Sift the material for lines containing "JSON", and return them.

— begin —

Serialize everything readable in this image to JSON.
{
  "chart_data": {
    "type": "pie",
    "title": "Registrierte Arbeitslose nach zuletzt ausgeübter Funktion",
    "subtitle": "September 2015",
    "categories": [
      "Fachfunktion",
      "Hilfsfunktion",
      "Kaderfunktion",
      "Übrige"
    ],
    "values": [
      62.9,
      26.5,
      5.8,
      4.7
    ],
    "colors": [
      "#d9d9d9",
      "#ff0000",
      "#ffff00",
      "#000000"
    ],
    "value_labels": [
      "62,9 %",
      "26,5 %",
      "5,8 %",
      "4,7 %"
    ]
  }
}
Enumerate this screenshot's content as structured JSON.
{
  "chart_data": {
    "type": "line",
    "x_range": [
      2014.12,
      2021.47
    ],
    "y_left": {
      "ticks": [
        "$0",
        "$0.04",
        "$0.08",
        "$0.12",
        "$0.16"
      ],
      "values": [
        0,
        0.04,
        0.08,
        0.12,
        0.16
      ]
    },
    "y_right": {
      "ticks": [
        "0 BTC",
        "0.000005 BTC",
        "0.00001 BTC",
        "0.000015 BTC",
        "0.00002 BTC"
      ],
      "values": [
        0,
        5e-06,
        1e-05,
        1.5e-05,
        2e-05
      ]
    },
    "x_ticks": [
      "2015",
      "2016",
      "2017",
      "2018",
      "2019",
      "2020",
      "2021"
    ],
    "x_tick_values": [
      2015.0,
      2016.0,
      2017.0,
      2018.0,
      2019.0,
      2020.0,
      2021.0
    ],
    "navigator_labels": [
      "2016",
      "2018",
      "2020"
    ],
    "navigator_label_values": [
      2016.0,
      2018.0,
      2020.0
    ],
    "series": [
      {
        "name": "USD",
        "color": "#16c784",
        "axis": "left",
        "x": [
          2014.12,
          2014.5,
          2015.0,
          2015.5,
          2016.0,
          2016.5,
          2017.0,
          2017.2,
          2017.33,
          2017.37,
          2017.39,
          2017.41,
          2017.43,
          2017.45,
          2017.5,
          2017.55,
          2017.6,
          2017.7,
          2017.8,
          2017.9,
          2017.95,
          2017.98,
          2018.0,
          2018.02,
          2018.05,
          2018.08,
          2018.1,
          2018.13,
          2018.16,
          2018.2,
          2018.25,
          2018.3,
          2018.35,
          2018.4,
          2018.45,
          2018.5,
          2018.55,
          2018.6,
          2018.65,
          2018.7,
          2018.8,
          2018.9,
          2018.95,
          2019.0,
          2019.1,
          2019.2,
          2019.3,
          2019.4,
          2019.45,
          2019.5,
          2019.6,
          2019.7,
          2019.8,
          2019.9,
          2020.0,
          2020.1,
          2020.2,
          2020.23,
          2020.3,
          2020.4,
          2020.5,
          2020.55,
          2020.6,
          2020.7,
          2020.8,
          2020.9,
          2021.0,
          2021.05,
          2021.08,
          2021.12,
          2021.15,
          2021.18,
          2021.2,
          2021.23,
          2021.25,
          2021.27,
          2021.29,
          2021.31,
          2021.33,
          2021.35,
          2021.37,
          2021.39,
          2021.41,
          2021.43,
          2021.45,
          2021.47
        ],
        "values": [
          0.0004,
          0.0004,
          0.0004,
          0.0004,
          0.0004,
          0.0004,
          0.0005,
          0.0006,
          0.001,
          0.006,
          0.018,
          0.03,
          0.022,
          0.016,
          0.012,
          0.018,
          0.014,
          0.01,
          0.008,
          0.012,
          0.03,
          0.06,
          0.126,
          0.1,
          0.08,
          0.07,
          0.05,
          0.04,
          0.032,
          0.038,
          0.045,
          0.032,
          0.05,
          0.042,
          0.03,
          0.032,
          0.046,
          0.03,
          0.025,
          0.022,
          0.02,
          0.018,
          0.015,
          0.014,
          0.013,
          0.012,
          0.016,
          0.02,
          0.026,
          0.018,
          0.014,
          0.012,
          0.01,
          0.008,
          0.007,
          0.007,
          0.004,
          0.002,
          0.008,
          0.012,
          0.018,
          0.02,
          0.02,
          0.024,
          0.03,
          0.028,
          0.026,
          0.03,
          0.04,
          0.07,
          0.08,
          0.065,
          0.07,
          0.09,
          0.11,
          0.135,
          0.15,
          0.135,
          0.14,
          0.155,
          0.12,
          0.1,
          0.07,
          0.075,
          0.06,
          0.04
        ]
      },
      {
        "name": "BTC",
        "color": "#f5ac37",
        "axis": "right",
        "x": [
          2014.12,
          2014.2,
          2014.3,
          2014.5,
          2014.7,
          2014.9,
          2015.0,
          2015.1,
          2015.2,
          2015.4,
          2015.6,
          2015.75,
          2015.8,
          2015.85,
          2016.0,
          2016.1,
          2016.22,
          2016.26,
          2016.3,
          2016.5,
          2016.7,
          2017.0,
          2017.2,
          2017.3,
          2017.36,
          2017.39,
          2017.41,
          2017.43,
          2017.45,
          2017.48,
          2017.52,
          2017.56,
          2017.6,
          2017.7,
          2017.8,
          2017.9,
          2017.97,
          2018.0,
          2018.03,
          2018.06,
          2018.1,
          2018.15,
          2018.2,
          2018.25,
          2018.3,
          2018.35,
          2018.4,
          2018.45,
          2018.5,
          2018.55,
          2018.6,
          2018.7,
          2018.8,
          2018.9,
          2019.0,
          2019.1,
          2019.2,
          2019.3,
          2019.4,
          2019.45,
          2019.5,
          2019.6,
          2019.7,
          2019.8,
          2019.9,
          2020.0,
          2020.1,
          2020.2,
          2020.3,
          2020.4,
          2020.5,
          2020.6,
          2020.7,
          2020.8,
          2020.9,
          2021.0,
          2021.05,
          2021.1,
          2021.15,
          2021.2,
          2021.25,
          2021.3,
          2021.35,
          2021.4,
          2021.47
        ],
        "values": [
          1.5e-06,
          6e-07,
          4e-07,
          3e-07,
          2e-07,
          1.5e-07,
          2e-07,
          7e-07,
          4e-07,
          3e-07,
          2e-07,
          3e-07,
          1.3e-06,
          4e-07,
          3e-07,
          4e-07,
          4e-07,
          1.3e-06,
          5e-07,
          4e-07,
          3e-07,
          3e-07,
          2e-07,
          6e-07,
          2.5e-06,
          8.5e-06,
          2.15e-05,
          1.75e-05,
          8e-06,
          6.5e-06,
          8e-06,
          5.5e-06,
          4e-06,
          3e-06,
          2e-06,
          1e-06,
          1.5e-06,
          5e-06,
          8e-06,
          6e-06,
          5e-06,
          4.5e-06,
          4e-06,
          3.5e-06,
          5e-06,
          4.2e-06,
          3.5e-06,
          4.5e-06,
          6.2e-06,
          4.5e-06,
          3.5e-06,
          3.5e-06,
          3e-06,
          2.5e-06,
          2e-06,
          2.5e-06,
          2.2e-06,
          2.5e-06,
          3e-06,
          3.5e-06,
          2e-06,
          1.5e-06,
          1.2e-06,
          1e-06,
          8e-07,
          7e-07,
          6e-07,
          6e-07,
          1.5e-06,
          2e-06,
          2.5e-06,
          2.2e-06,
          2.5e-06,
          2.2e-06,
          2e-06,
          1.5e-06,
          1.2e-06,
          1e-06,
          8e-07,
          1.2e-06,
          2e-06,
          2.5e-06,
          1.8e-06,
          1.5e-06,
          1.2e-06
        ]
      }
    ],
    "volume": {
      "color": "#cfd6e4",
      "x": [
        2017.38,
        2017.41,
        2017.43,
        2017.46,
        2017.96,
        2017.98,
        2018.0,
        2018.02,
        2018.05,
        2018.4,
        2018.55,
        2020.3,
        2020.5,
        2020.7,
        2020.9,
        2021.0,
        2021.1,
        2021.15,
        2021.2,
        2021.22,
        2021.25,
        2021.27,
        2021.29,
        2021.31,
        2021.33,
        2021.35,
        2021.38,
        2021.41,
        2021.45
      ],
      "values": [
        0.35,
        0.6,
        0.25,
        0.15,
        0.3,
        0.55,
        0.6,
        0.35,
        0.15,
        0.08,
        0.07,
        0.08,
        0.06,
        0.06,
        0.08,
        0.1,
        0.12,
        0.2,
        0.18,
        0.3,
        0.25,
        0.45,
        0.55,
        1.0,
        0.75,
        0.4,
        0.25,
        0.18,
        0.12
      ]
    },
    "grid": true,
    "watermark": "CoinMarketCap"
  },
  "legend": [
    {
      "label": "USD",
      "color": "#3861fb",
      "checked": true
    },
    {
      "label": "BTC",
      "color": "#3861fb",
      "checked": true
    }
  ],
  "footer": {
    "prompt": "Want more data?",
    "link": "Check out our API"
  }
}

— end —

* _SOLUTION TO THIS PROBLEM_:
Serialize everything readable in this image to JSON.
Enumerate this screenshot's content as structured JSON.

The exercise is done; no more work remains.